Repeat all the material exactly; pictures stay out of your copy.

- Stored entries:

====

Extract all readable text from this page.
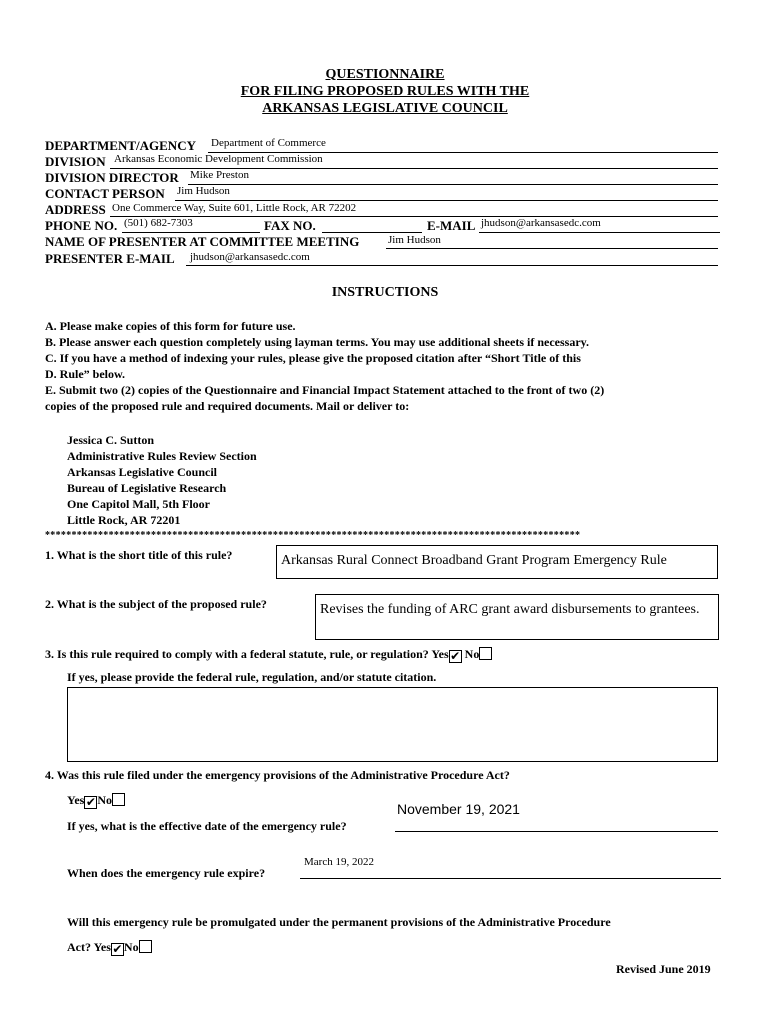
QUESTIONNAIRE
FOR FILING PROPOSED RULES WITH THE
ARKANSAS LEGISLATIVE COUNCIL
DEPARTMENT/AGENCY Department of Commerce
DIVISION Arkansas Economic Development Commission
DIVISION DIRECTOR Mike Preston
CONTACT PERSON Jim Hudson
ADDRESS One Commerce Way, Suite 601, Little Rock, AR 72202
PHONE NO. (501) 682-7303	FAX NO.	E-MAIL jhudson@arkansasedc.com
NAME OF PRESENTER AT COMMITTEE MEETING	Jim Hudson
PRESENTER E-MAIL jhudson@arkansasedc.com
INSTRUCTIONS
A. Please make copies of this form for future use.
B. Please answer each question completely using layman terms. You may use additional sheets if necessary.
C. If you have a method of indexing your rules, please give the proposed citation after “Short Title of this
D. Rule” below.
E. Submit two (2) copies of the Questionnaire and Financial Impact Statement attached to the front of two (2)
copies of the proposed rule and required documents. Mail or deliver to:
Jessica C. Sutton
Administrative Rules Review Section
Arkansas Legislative Council
Bureau of Legislative Research
One Capitol Mall, 5th Floor
Little Rock, AR 72201
*****************************************************************************************************
1. What is the short title of this rule?	Arkansas Rural Connect Broadband Grant Program Emergency Rule
2. What is the subject of the proposed rule?	Revises the funding of ARC grant award disbursements to grantees.
3. Is this rule required to comply with a federal statute, rule, or regulation? Yes✔ No
If yes, please provide the federal rule, regulation, and/or statute citation.
4. Was this rule filed under the emergency provisions of the Administrative Procedure Act?
Yes✔No
November 19, 2021
If yes, what is the effective date of the emergency rule?
March 19, 2022
When does the emergency rule expire?
Will this emergency rule be promulgated under the permanent provisions of the Administrative Procedure
Act? Yes✔No
Revised June 2019
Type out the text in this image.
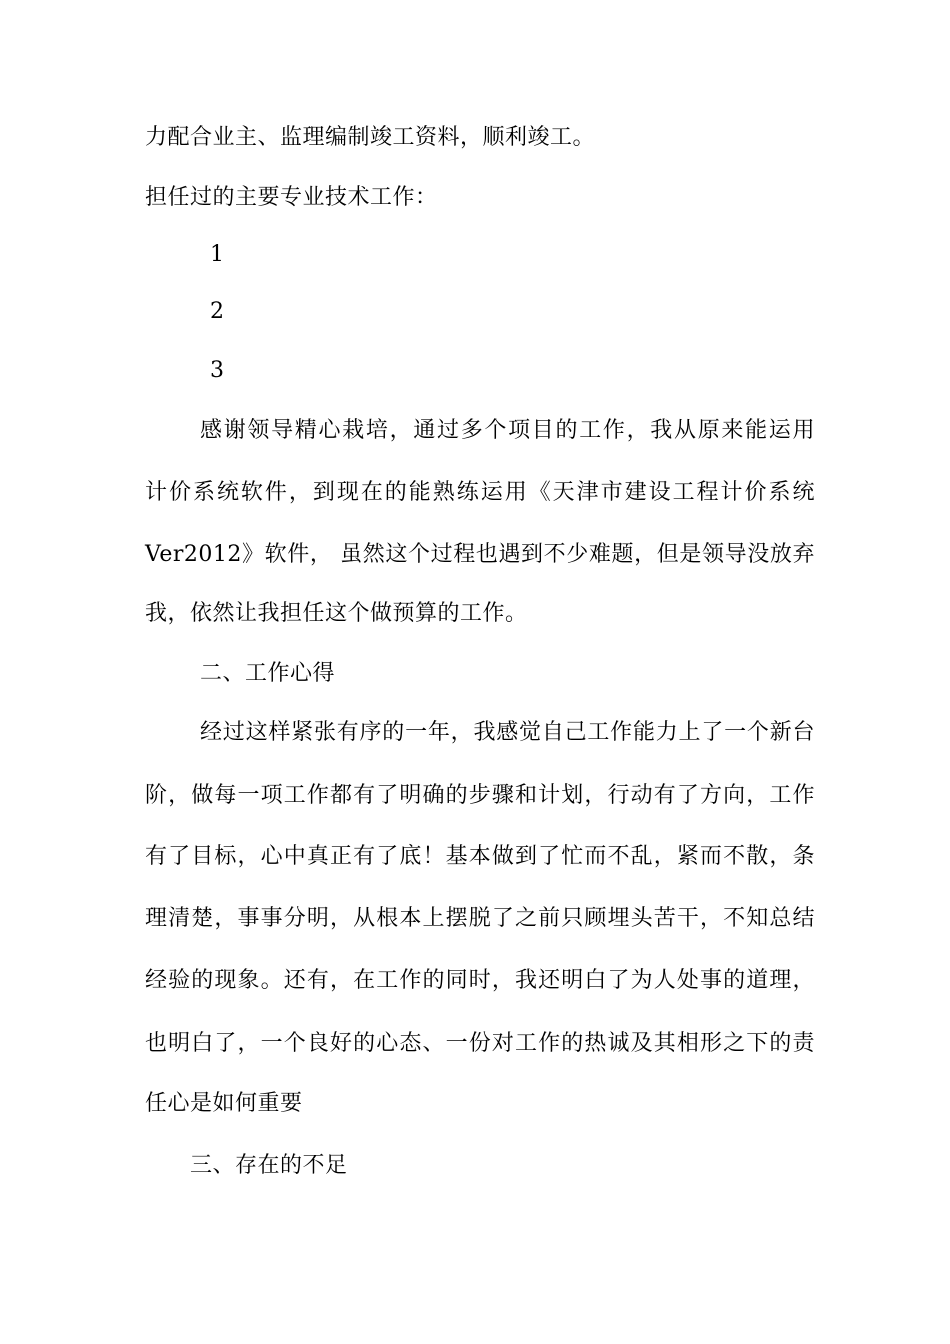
力配合业主、监理编制竣工资料，顺利竣工。
担任过的主要专业技术工作：
1
2
3
感谢领导精心栽培，通过多个项目的工作，我从原来能运用
计价系统软件，到现在的能熟练运用《天津市建设工程计价系统
Ver2012》软件， 虽然这个过程也遇到不少难题，但是领导没放弃
我，依然让我担任这个做预算的工作。
二、工作心得
经过这样紧张有序的一年，我感觉自己工作能力上了一个新台
阶，做每一项工作都有了明确的步骤和计划，行动有了方向，工作
有了目标，心中真正有了底！基本做到了忙而不乱，紧而不散，条
理清楚，事事分明，从根本上摆脱了之前只顾埋头苦干，不知总结
经验的现象。还有，在工作的同时，我还明白了为人处事的道理，
也明白了，一个良好的心态、一份对工作的热诚及其相形之下的责
任心是如何重要
三、存在的不足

====

- Written response:
Extract all readable text from this page.
QUESTIONNAIRE
FOR FILING PROPOSED RULES WITH THE
ARKANSAS LEGISLATIVE COUNCIL
DEPARTMENT/AGENCY Department of Commerce
DIVISION Arkansas Economic Development Commission
DIVISION DIRECTOR Mike Preston
CONTACT PERSON Jim Hudson
ADDRESS One Commerce Way, Suite 601, Little Rock, AR 72202
PHONE NO. (501) 682-7303	FAX NO.	E-MAIL jhudson@arkansasedc.com
NAME OF PRESENTER AT COMMITTEE MEETING	Jim Hudson
PRESENTER E-MAIL jhudson@arkansasedc.com
INSTRUCTIONS
A. Please make copies of this form for future use.
B. Please answer each question completely using layman terms. You may use additional sheets if necessary.
C. If you have a method of indexing your rules, please give the proposed citation after “Short Title of this
D. Rule” below.
E. Submit two (2) copies of the Questionnaire and Financial Impact Statement attached to the front of two (2)
copies of the proposed rule and required documents. Mail or deliver to:
Jessica C. Sutton
Administrative Rules Review Section
Arkansas Legislative Council
Bureau of Legislative Research
One Capitol Mall, 5th Floor
Little Rock, AR 72201
*****************************************************************************************************
1. What is the short title of this rule?	Arkansas Rural Connect Broadband Grant Program Emergency Rule
2. What is the subject of the proposed rule?	Revises the funding of ARC grant award disbursements to grantees.
3. Is this rule required to comply with a federal statute, rule, or regulation? Yes✔ No
If yes, please provide the federal rule, regulation, and/or statute citation.
4. Was this rule filed under the emergency provisions of the Administrative Procedure Act?
Yes✔No
November 19, 2021
If yes, what is the effective date of the emergency rule?
March 19, 2022
When does the emergency rule expire?
Will this emergency rule be promulgated under the permanent provisions of the Administrative Procedure
Act? Yes✔No
Revised June 2019
Type out the text in this image.
力配合业主、监理编制竣工资料，顺利竣工。
担任过的主要专业技术工作：
1
2
3
感谢领导精心栽培，通过多个项目的工作，我从原来能运用
计价系统软件，到现在的能熟练运用《天津市建设工程计价系统
Ver2012》软件， 虽然这个过程也遇到不少难题，但是领导没放弃
我，依然让我担任这个做预算的工作。
二、工作心得
经过这样紧张有序的一年，我感觉自己工作能力上了一个新台
阶，做每一项工作都有了明确的步骤和计划，行动有了方向，工作
有了目标，心中真正有了底！基本做到了忙而不乱，紧而不散，条
理清楚，事事分明，从根本上摆脱了之前只顾埋头苦干，不知总结
经验的现象。还有，在工作的同时，我还明白了为人处事的道理，
也明白了，一个良好的心态、一份对工作的热诚及其相形之下的责
任心是如何重要
三、存在的不足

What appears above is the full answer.